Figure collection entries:
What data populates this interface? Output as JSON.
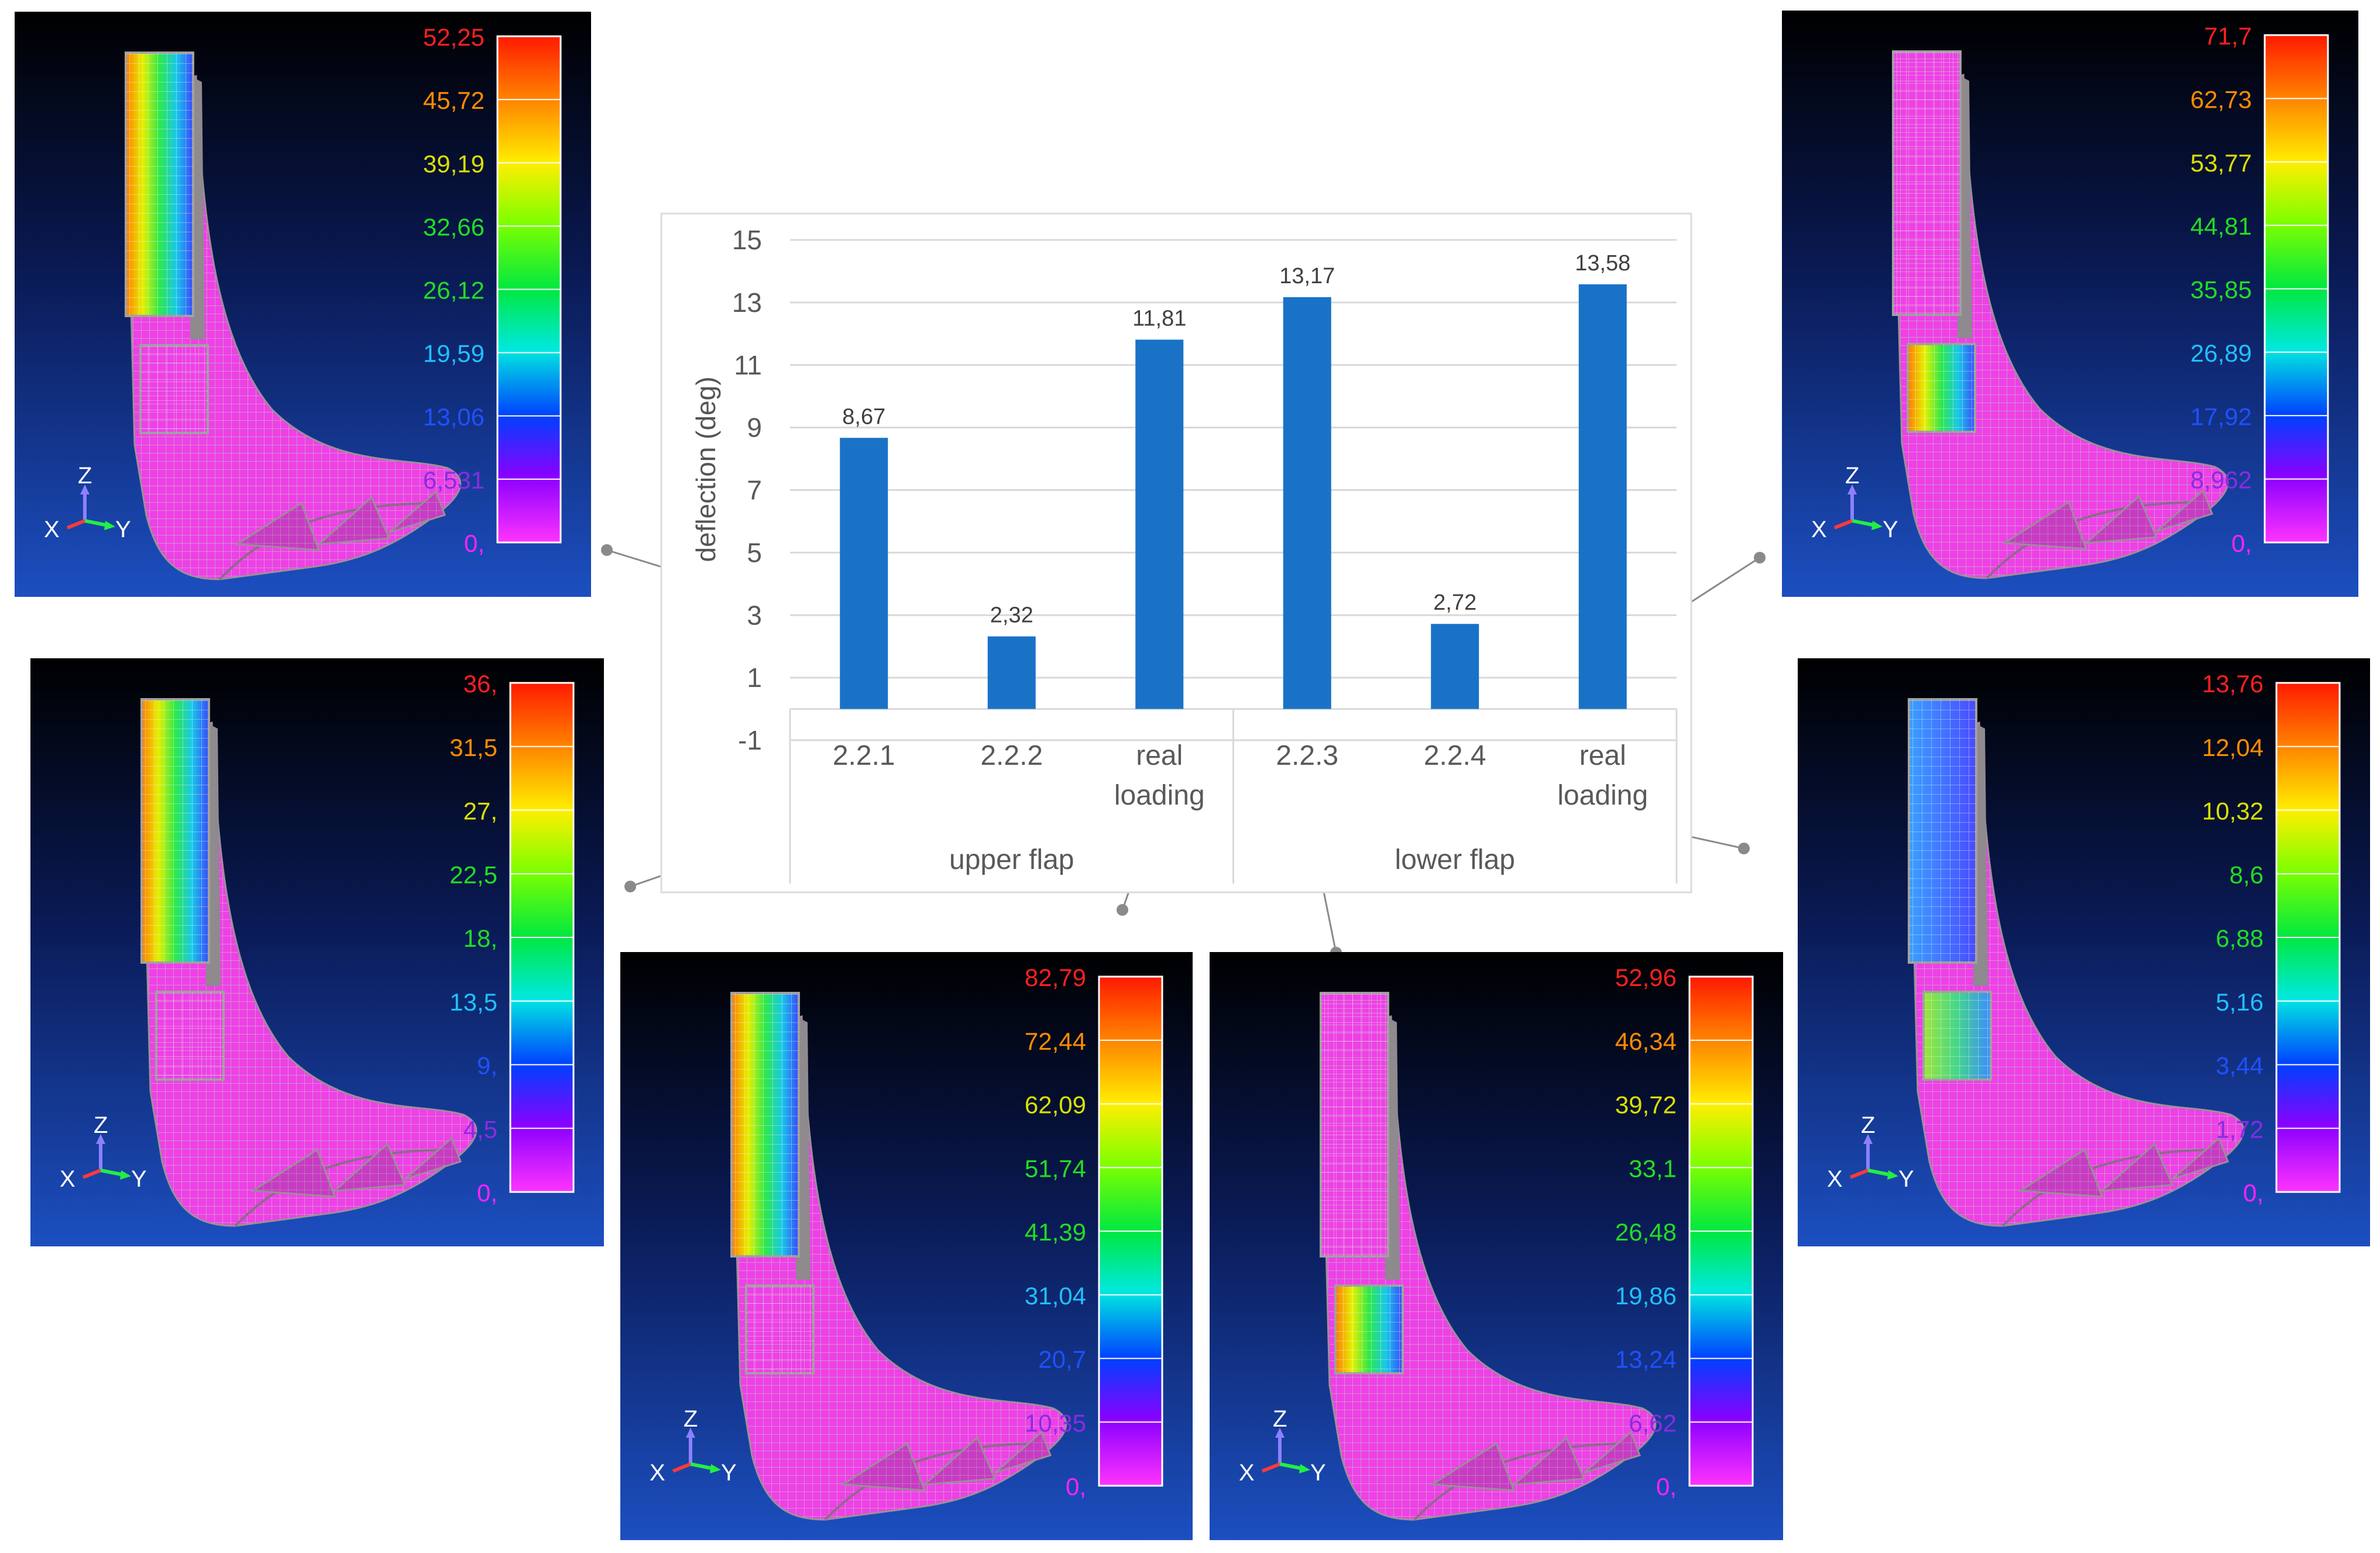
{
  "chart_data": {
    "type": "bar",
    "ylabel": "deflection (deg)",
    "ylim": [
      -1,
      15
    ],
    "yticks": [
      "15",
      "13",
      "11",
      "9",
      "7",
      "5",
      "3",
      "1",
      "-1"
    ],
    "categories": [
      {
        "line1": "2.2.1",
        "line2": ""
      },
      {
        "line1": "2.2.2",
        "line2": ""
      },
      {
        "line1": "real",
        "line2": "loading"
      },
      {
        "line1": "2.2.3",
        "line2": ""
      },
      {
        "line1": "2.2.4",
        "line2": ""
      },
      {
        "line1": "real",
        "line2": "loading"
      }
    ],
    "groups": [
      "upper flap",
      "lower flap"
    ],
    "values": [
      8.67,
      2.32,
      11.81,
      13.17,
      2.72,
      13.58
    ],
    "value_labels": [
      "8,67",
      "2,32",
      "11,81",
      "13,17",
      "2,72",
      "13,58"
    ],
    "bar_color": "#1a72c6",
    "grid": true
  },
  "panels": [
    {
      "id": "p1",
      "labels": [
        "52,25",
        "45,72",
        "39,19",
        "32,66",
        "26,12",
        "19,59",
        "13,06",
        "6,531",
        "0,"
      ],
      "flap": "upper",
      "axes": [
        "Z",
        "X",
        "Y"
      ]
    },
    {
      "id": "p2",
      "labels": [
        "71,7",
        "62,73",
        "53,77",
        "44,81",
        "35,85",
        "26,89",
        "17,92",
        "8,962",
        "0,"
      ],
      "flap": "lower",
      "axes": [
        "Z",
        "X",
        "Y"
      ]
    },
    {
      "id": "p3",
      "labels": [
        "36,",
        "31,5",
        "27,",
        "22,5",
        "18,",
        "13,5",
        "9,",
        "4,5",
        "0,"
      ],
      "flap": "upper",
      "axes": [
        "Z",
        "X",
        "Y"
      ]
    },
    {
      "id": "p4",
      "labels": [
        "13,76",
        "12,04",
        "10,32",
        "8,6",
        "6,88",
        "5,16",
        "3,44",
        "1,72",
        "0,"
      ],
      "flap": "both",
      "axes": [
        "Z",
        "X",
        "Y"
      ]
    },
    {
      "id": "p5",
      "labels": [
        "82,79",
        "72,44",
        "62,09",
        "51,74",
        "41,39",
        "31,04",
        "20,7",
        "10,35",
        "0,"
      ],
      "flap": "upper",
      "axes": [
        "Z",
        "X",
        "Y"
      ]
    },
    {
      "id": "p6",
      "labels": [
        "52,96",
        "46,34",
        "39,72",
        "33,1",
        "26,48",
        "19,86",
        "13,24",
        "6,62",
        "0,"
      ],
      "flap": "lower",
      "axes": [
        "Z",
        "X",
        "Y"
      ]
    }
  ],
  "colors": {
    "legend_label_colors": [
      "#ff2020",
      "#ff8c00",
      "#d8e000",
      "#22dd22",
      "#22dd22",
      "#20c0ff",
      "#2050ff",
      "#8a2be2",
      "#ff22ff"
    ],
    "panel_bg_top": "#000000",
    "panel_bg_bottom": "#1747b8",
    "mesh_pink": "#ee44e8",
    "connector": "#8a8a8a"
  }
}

# [What you have to do]
All the lines above are to be reproduced exactly, except the pictures.

# [Solution to this problem]
What data populates this interface? Output as JSON.
{
  "chart_data": {
    "type": "bar",
    "ylabel": "deflection (deg)",
    "ylim": [
      -1,
      15
    ],
    "yticks": [
      "15",
      "13",
      "11",
      "9",
      "7",
      "5",
      "3",
      "1",
      "-1"
    ],
    "categories": [
      {
        "line1": "2.2.1",
        "line2": ""
      },
      {
        "line1": "2.2.2",
        "line2": ""
      },
      {
        "line1": "real",
        "line2": "loading"
      },
      {
        "line1": "2.2.3",
        "line2": ""
      },
      {
        "line1": "2.2.4",
        "line2": ""
      },
      {
        "line1": "real",
        "line2": "loading"
      }
    ],
    "groups": [
      "upper flap",
      "lower flap"
    ],
    "values": [
      8.67,
      2.32,
      11.81,
      13.17,
      2.72,
      13.58
    ],
    "value_labels": [
      "8,67",
      "2,32",
      "11,81",
      "13,17",
      "2,72",
      "13,58"
    ],
    "bar_color": "#1a72c6",
    "grid": true
  },
  "panels": [
    {
      "id": "p1",
      "labels": [
        "52,25",
        "45,72",
        "39,19",
        "32,66",
        "26,12",
        "19,59",
        "13,06",
        "6,531",
        "0,"
      ],
      "flap": "upper",
      "axes": [
        "Z",
        "X",
        "Y"
      ]
    },
    {
      "id": "p2",
      "labels": [
        "71,7",
        "62,73",
        "53,77",
        "44,81",
        "35,85",
        "26,89",
        "17,92",
        "8,962",
        "0,"
      ],
      "flap": "lower",
      "axes": [
        "Z",
        "X",
        "Y"
      ]
    },
    {
      "id": "p3",
      "labels": [
        "36,",
        "31,5",
        "27,",
        "22,5",
        "18,",
        "13,5",
        "9,",
        "4,5",
        "0,"
      ],
      "flap": "upper",
      "axes": [
        "Z",
        "X",
        "Y"
      ]
    },
    {
      "id": "p4",
      "labels": [
        "13,76",
        "12,04",
        "10,32",
        "8,6",
        "6,88",
        "5,16",
        "3,44",
        "1,72",
        "0,"
      ],
      "flap": "both",
      "axes": [
        "Z",
        "X",
        "Y"
      ]
    },
    {
      "id": "p5",
      "labels": [
        "82,79",
        "72,44",
        "62,09",
        "51,74",
        "41,39",
        "31,04",
        "20,7",
        "10,35",
        "0,"
      ],
      "flap": "upper",
      "axes": [
        "Z",
        "X",
        "Y"
      ]
    },
    {
      "id": "p6",
      "labels": [
        "52,96",
        "46,34",
        "39,72",
        "33,1",
        "26,48",
        "19,86",
        "13,24",
        "6,62",
        "0,"
      ],
      "flap": "lower",
      "axes": [
        "Z",
        "X",
        "Y"
      ]
    }
  ],
  "colors": {
    "legend_label_colors": [
      "#ff2020",
      "#ff8c00",
      "#d8e000",
      "#22dd22",
      "#22dd22",
      "#20c0ff",
      "#2050ff",
      "#8a2be2",
      "#ff22ff"
    ],
    "panel_bg_top": "#000000",
    "panel_bg_bottom": "#1747b8",
    "mesh_pink": "#ee44e8",
    "connector": "#8a8a8a"
  }
}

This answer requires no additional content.